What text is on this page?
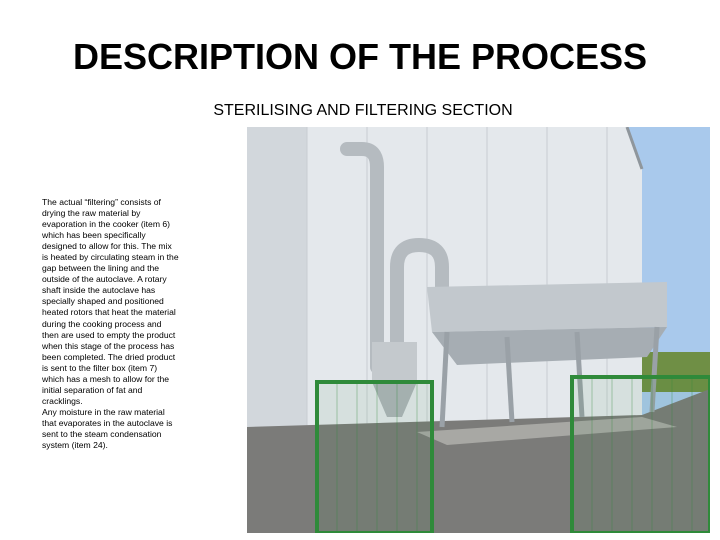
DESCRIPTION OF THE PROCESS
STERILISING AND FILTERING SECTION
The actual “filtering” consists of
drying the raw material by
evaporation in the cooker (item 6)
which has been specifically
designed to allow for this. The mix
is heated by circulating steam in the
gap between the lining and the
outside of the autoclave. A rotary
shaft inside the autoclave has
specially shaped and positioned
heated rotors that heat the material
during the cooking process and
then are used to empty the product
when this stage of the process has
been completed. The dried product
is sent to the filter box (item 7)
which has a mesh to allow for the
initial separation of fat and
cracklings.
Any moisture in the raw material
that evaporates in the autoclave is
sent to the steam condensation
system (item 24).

Problem to work on ▸ Copy all lines from the material that hold "sent".

Task output ▸
is sent to the filter box (item 7)
sent to the steam condensation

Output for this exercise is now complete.